**Direction:**
Copy each line of the material below that includes the string "text".

(Data listing)
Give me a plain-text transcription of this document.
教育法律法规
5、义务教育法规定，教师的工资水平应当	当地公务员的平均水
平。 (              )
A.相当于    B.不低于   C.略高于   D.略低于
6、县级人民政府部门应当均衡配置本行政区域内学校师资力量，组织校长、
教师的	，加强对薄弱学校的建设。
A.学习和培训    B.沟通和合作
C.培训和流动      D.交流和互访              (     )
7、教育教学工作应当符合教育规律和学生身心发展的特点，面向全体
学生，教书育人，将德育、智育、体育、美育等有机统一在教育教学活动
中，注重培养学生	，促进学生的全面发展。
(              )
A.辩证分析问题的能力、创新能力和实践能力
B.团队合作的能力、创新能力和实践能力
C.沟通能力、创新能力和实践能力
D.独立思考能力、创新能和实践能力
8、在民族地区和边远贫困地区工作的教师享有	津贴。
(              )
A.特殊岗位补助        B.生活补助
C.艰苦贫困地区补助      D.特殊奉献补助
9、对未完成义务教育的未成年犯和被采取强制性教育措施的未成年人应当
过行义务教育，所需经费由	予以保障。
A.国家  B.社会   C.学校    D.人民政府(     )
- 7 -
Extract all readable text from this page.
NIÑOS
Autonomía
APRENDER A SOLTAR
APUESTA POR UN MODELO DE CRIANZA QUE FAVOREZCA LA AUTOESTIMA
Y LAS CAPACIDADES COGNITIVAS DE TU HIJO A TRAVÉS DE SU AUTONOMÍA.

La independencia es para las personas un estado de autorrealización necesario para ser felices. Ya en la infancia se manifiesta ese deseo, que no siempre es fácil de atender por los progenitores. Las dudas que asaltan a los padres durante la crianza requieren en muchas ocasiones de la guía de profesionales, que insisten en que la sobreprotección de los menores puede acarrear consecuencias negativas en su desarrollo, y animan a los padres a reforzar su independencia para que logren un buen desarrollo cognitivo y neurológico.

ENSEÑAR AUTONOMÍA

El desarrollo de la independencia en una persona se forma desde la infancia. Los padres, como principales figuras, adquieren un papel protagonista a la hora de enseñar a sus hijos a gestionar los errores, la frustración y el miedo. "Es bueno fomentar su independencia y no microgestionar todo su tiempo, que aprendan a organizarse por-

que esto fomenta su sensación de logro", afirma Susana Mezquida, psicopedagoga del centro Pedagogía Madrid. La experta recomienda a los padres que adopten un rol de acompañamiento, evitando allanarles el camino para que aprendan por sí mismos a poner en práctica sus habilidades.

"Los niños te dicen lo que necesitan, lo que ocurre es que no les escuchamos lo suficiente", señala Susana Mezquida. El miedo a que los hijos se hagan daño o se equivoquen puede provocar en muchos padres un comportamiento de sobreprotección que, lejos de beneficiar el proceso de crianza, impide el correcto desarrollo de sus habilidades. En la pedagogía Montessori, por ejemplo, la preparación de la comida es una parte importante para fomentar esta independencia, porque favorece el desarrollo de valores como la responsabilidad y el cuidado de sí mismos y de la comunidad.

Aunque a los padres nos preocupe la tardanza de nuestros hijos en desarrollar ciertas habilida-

**Exercise result:**
Give me a plain-text transcription of this document.
Extract all readable text from this page.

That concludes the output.